### REQUIRED WORK
Wherever the string "physicians" appears, copy the whole line.
═══ MATERIAL SHOWN
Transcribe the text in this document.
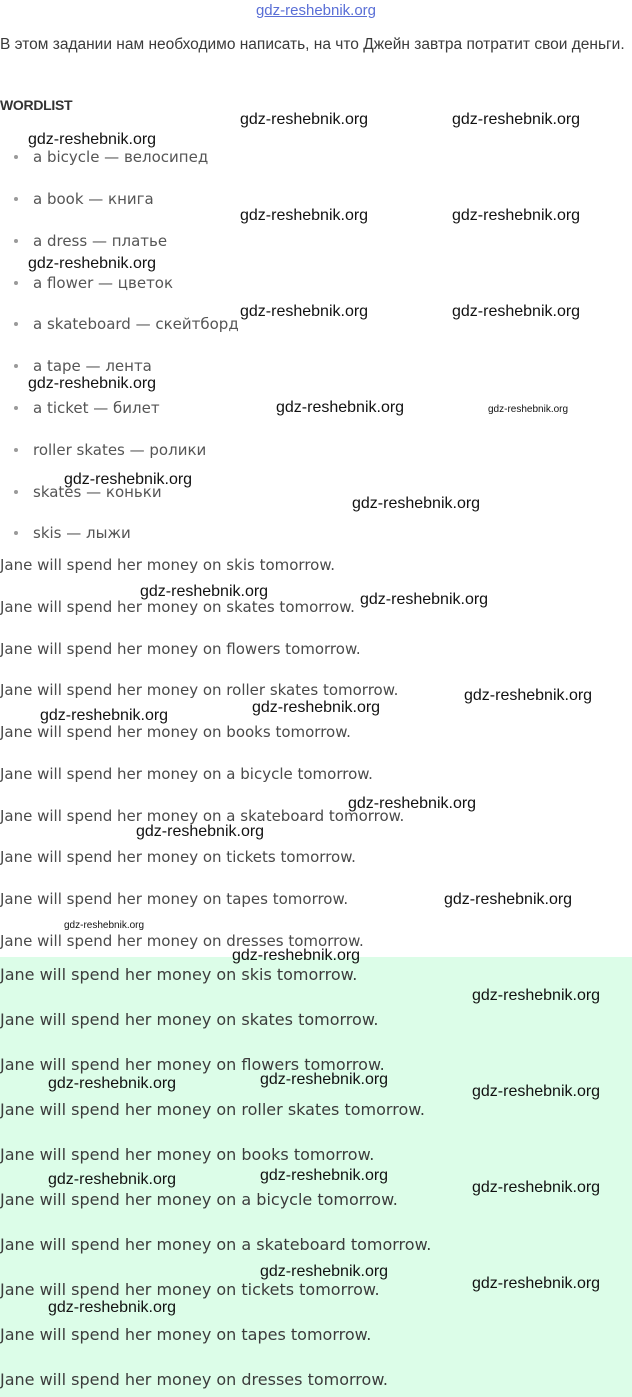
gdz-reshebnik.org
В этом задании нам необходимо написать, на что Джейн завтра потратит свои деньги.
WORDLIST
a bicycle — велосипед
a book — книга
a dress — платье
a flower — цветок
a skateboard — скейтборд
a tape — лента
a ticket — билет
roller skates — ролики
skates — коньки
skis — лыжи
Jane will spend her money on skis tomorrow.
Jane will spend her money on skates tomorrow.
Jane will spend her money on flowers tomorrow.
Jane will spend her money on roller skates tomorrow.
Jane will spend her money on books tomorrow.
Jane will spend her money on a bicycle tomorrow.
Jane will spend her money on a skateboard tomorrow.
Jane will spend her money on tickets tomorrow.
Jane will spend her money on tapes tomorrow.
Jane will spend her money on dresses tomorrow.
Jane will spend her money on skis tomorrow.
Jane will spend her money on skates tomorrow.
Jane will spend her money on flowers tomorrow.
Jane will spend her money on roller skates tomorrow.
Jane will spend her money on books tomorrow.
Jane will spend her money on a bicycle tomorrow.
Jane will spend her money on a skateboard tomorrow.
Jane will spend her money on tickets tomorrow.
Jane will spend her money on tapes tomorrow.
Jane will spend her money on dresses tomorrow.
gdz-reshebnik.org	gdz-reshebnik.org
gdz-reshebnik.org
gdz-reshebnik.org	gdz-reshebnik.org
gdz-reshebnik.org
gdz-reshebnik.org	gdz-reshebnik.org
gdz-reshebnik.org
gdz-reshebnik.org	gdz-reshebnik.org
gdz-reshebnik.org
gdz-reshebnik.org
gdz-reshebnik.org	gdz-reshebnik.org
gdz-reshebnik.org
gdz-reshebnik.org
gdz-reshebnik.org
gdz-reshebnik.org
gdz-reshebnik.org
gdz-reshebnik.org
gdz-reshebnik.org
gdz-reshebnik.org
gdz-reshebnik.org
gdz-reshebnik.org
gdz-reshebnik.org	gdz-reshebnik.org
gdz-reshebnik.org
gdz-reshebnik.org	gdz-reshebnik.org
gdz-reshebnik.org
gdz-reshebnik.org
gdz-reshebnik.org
══════
═══ MATERIAL SHOWN
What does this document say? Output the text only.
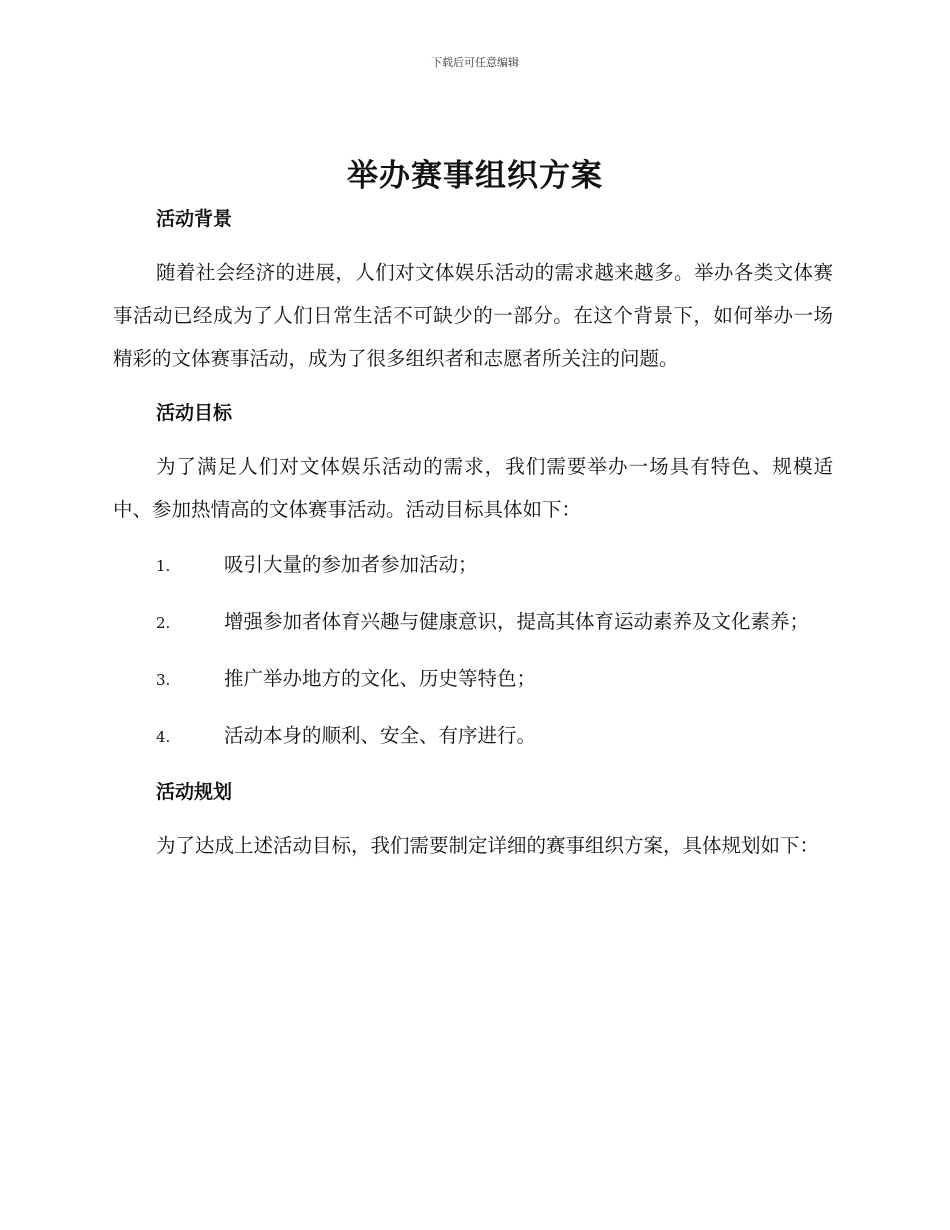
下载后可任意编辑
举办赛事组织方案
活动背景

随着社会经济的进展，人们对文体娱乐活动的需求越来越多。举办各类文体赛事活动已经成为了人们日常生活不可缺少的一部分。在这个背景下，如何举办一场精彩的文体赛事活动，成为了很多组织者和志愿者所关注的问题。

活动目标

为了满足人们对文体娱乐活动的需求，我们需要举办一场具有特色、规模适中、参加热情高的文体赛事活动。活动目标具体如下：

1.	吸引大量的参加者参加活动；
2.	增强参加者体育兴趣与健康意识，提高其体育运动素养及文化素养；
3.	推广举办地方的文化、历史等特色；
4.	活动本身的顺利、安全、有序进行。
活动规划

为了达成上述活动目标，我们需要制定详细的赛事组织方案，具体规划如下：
══════
═══ MATERIAL SHOWN
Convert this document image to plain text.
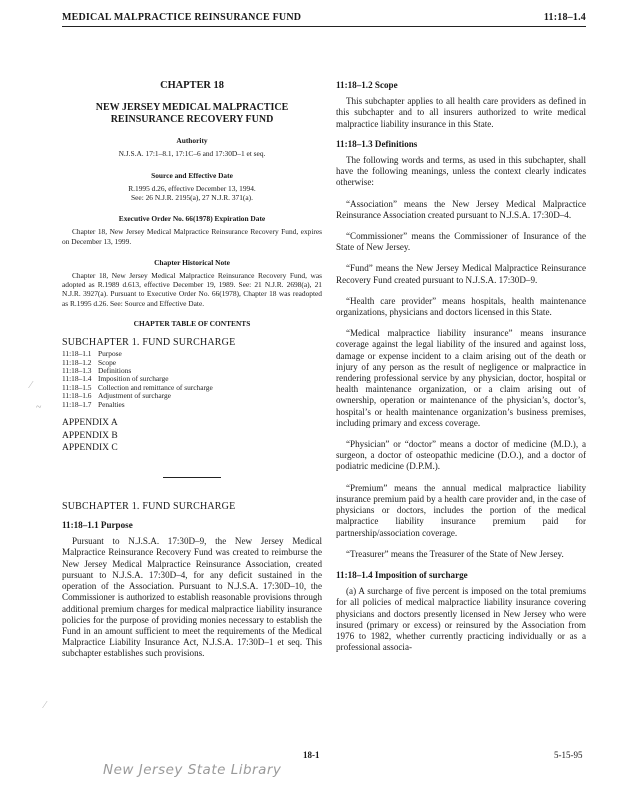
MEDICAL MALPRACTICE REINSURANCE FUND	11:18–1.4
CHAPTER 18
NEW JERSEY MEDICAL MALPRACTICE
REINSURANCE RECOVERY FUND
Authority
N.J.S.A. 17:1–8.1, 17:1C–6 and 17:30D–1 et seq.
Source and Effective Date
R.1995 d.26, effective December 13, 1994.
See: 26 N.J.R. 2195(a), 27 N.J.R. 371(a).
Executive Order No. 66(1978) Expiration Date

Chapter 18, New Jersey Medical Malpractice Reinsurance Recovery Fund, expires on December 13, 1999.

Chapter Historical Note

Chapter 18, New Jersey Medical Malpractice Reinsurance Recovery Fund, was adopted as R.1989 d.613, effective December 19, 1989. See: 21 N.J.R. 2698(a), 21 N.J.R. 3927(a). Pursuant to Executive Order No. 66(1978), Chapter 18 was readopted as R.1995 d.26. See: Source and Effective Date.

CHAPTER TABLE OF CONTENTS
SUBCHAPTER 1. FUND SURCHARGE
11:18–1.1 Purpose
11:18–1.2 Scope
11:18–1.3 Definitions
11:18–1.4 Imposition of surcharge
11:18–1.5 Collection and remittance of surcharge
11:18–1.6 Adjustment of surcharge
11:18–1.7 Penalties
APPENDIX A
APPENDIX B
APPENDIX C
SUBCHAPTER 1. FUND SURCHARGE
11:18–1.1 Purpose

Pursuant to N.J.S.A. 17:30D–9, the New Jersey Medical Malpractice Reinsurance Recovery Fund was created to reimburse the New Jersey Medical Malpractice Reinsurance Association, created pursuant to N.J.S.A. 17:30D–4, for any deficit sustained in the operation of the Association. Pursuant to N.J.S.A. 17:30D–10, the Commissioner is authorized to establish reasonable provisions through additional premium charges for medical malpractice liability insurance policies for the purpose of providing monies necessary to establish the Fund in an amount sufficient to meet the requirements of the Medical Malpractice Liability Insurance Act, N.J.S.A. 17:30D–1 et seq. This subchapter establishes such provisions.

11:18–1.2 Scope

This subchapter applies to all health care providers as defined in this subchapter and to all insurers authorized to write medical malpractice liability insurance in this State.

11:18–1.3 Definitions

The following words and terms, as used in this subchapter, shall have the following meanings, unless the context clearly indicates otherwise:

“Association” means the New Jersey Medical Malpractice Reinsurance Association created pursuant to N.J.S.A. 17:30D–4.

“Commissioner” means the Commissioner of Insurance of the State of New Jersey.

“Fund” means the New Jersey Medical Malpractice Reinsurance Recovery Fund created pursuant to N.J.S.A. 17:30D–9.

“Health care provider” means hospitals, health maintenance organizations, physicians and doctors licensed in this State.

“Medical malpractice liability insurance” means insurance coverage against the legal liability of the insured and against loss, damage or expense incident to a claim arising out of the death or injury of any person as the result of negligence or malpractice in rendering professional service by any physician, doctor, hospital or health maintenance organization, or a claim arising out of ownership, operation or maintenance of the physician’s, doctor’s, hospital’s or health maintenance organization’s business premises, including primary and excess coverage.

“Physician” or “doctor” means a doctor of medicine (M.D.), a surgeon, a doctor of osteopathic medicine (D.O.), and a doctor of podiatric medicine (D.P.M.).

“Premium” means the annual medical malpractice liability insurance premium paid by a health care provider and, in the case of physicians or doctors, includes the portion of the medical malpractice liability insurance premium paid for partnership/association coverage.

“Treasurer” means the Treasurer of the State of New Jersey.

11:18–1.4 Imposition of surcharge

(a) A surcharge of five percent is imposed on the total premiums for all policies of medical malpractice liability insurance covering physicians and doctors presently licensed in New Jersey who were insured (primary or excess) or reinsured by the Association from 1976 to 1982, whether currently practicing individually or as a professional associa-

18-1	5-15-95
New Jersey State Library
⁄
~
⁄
══════
### RESPONSE FOR THIS EXERCISE
“Health care provider” means hospitals, health maintenance organizations, physicians and doctors licensed in this State.
“Premium” means the annual medical malpractice liability insurance premium paid by a health care provider and, in the case of physicians or doctors, includes the portion of the medical malpractice liability insurance premium paid for partnership/association coverage.
(a) A surcharge of five percent is imposed on the total premiums for all policies of medical malpractice liability insurance covering physicians and doctors presently licensed in New Jersey who were insured (primary or excess) or reinsured by the Association from 1976 to 1982, whether currently practicing individually or as a professional associa-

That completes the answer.